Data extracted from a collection
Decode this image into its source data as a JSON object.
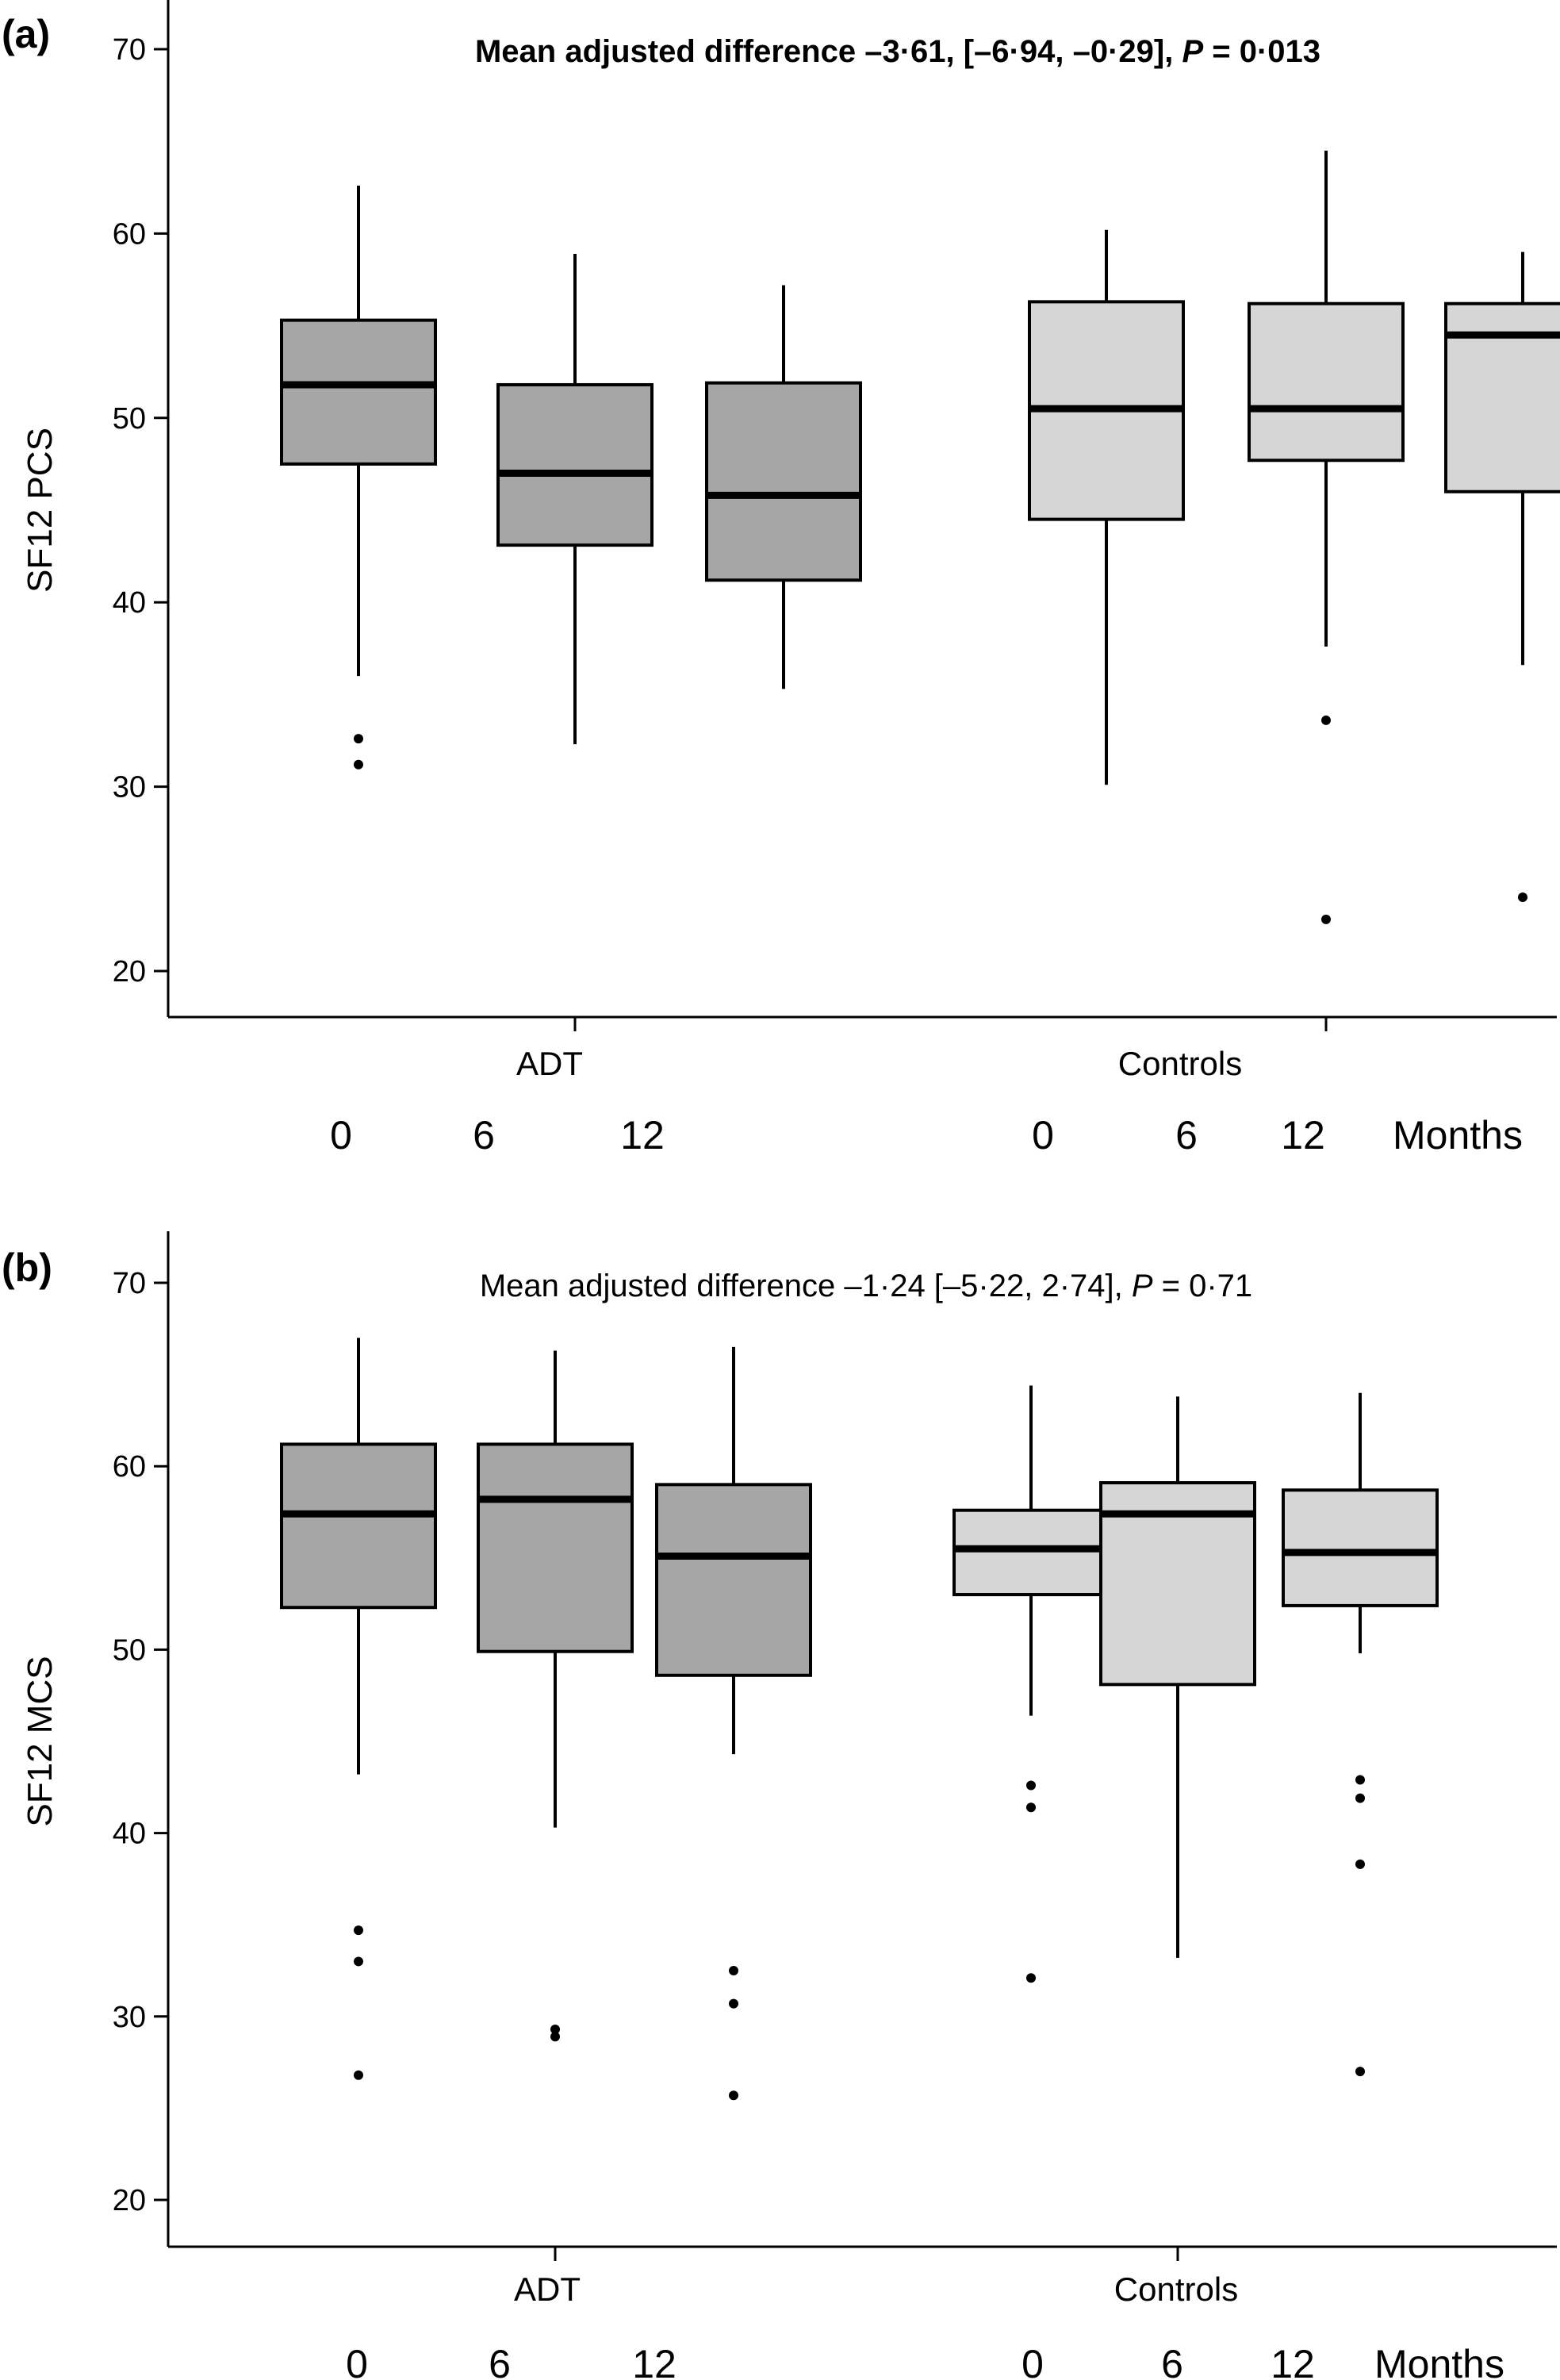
{
  "colors": {
    "adt": "#a6a6a6",
    "controls": "#d6d6d6",
    "stroke": "#000000"
  },
  "chart_data": [
    {
      "type": "boxplot",
      "panel_label": "(a)",
      "title_parts": [
        {
          "text": "Mean adjusted difference –3·61, [–6·94, –0·29], ",
          "italic": false
        },
        {
          "text": "P",
          "italic": true
        },
        {
          "text": " = 0·013",
          "italic": false
        }
      ],
      "title_bold": true,
      "ylabel": "SF12 PCS",
      "ylim": [
        17.5,
        72.5
      ],
      "yticks": [
        20,
        30,
        40,
        50,
        60,
        70
      ],
      "groups": [
        "ADT",
        "Controls"
      ],
      "months": [
        "0",
        "6",
        "12"
      ],
      "months_label": "Months",
      "series": [
        {
          "group": "ADT",
          "month": "0",
          "whisker_low": 36.0,
          "q1": 47.5,
          "median": 51.8,
          "q3": 55.3,
          "whisker_high": 62.6,
          "outliers": [
            32.6,
            31.2
          ]
        },
        {
          "group": "ADT",
          "month": "6",
          "whisker_low": 32.3,
          "q1": 43.1,
          "median": 47.0,
          "q3": 51.8,
          "whisker_high": 58.9,
          "outliers": []
        },
        {
          "group": "ADT",
          "month": "12",
          "whisker_low": 35.3,
          "q1": 41.2,
          "median": 45.8,
          "q3": 51.9,
          "whisker_high": 57.2,
          "outliers": []
        },
        {
          "group": "Controls",
          "month": "0",
          "whisker_low": 30.1,
          "q1": 44.5,
          "median": 50.5,
          "q3": 56.3,
          "whisker_high": 60.2,
          "outliers": []
        },
        {
          "group": "Controls",
          "month": "6",
          "whisker_low": 37.6,
          "q1": 47.7,
          "median": 50.5,
          "q3": 56.2,
          "whisker_high": 64.5,
          "outliers": [
            33.6,
            22.8
          ]
        },
        {
          "group": "Controls",
          "month": "12",
          "whisker_low": 36.6,
          "q1": 46.0,
          "median": 54.5,
          "q3": 56.2,
          "whisker_high": 59.0,
          "outliers": [
            24.0
          ]
        }
      ]
    },
    {
      "type": "boxplot",
      "panel_label": "(b)",
      "title_parts": [
        {
          "text": "Mean adjusted difference –1·24 [–5·22, 2·74], ",
          "italic": false
        },
        {
          "text": "P",
          "italic": true
        },
        {
          "text": " = 0·71",
          "italic": false
        }
      ],
      "title_bold": false,
      "ylabel": "SF12 MCS",
      "ylim": [
        17.5,
        72.5
      ],
      "yticks": [
        20,
        30,
        40,
        50,
        60,
        70
      ],
      "groups": [
        "ADT",
        "Controls"
      ],
      "months": [
        "0",
        "6",
        "12"
      ],
      "months_label": "Months",
      "series": [
        {
          "group": "ADT",
          "month": "0",
          "whisker_low": 43.2,
          "q1": 52.3,
          "median": 57.4,
          "q3": 61.2,
          "whisker_high": 67.0,
          "outliers": [
            34.7,
            33.0,
            26.8
          ]
        },
        {
          "group": "ADT",
          "month": "6",
          "whisker_low": 40.3,
          "q1": 49.9,
          "median": 58.2,
          "q3": 61.2,
          "whisker_high": 66.3,
          "outliers": [
            29.3,
            28.9
          ]
        },
        {
          "group": "ADT",
          "month": "12",
          "whisker_low": 44.3,
          "q1": 48.6,
          "median": 55.1,
          "q3": 59.0,
          "whisker_high": 66.5,
          "outliers": [
            32.5,
            30.7,
            25.7
          ]
        },
        {
          "group": "Controls",
          "month": "0",
          "whisker_low": 46.4,
          "q1": 53.0,
          "median": 55.5,
          "q3": 57.6,
          "whisker_high": 64.4,
          "outliers": [
            42.6,
            41.4,
            32.1
          ]
        },
        {
          "group": "Controls",
          "month": "6",
          "whisker_low": 33.2,
          "q1": 48.1,
          "median": 57.4,
          "q3": 59.1,
          "whisker_high": 63.8,
          "outliers": []
        },
        {
          "group": "Controls",
          "month": "12",
          "whisker_low": 49.8,
          "q1": 52.4,
          "median": 55.3,
          "q3": 58.7,
          "whisker_high": 64.0,
          "outliers": [
            42.9,
            41.9,
            38.3,
            27.0
          ]
        }
      ]
    }
  ]
}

What is expected:
Repeat the material above verbatim, with no pictures in the output.

Reply:
Decode this image into its source data as a JSON object.
{
  "colors": {
    "adt": "#a6a6a6",
    "controls": "#d6d6d6",
    "stroke": "#000000"
  },
  "chart_data": [
    {
      "type": "boxplot",
      "panel_label": "(a)",
      "title_parts": [
        {
          "text": "Mean adjusted difference –3·61, [–6·94, –0·29], ",
          "italic": false
        },
        {
          "text": "P",
          "italic": true
        },
        {
          "text": " = 0·013",
          "italic": false
        }
      ],
      "title_bold": true,
      "ylabel": "SF12 PCS",
      "ylim": [
        17.5,
        72.5
      ],
      "yticks": [
        20,
        30,
        40,
        50,
        60,
        70
      ],
      "groups": [
        "ADT",
        "Controls"
      ],
      "months": [
        "0",
        "6",
        "12"
      ],
      "months_label": "Months",
      "series": [
        {
          "group": "ADT",
          "month": "0",
          "whisker_low": 36.0,
          "q1": 47.5,
          "median": 51.8,
          "q3": 55.3,
          "whisker_high": 62.6,
          "outliers": [
            32.6,
            31.2
          ]
        },
        {
          "group": "ADT",
          "month": "6",
          "whisker_low": 32.3,
          "q1": 43.1,
          "median": 47.0,
          "q3": 51.8,
          "whisker_high": 58.9,
          "outliers": []
        },
        {
          "group": "ADT",
          "month": "12",
          "whisker_low": 35.3,
          "q1": 41.2,
          "median": 45.8,
          "q3": 51.9,
          "whisker_high": 57.2,
          "outliers": []
        },
        {
          "group": "Controls",
          "month": "0",
          "whisker_low": 30.1,
          "q1": 44.5,
          "median": 50.5,
          "q3": 56.3,
          "whisker_high": 60.2,
          "outliers": []
        },
        {
          "group": "Controls",
          "month": "6",
          "whisker_low": 37.6,
          "q1": 47.7,
          "median": 50.5,
          "q3": 56.2,
          "whisker_high": 64.5,
          "outliers": [
            33.6,
            22.8
          ]
        },
        {
          "group": "Controls",
          "month": "12",
          "whisker_low": 36.6,
          "q1": 46.0,
          "median": 54.5,
          "q3": 56.2,
          "whisker_high": 59.0,
          "outliers": [
            24.0
          ]
        }
      ]
    },
    {
      "type": "boxplot",
      "panel_label": "(b)",
      "title_parts": [
        {
          "text": "Mean adjusted difference –1·24 [–5·22, 2·74], ",
          "italic": false
        },
        {
          "text": "P",
          "italic": true
        },
        {
          "text": " = 0·71",
          "italic": false
        }
      ],
      "title_bold": false,
      "ylabel": "SF12 MCS",
      "ylim": [
        17.5,
        72.5
      ],
      "yticks": [
        20,
        30,
        40,
        50,
        60,
        70
      ],
      "groups": [
        "ADT",
        "Controls"
      ],
      "months": [
        "0",
        "6",
        "12"
      ],
      "months_label": "Months",
      "series": [
        {
          "group": "ADT",
          "month": "0",
          "whisker_low": 43.2,
          "q1": 52.3,
          "median": 57.4,
          "q3": 61.2,
          "whisker_high": 67.0,
          "outliers": [
            34.7,
            33.0,
            26.8
          ]
        },
        {
          "group": "ADT",
          "month": "6",
          "whisker_low": 40.3,
          "q1": 49.9,
          "median": 58.2,
          "q3": 61.2,
          "whisker_high": 66.3,
          "outliers": [
            29.3,
            28.9
          ]
        },
        {
          "group": "ADT",
          "month": "12",
          "whisker_low": 44.3,
          "q1": 48.6,
          "median": 55.1,
          "q3": 59.0,
          "whisker_high": 66.5,
          "outliers": [
            32.5,
            30.7,
            25.7
          ]
        },
        {
          "group": "Controls",
          "month": "0",
          "whisker_low": 46.4,
          "q1": 53.0,
          "median": 55.5,
          "q3": 57.6,
          "whisker_high": 64.4,
          "outliers": [
            42.6,
            41.4,
            32.1
          ]
        },
        {
          "group": "Controls",
          "month": "6",
          "whisker_low": 33.2,
          "q1": 48.1,
          "median": 57.4,
          "q3": 59.1,
          "whisker_high": 63.8,
          "outliers": []
        },
        {
          "group": "Controls",
          "month": "12",
          "whisker_low": 49.8,
          "q1": 52.4,
          "median": 55.3,
          "q3": 58.7,
          "whisker_high": 64.0,
          "outliers": [
            42.9,
            41.9,
            38.3,
            27.0
          ]
        }
      ]
    }
  ]
}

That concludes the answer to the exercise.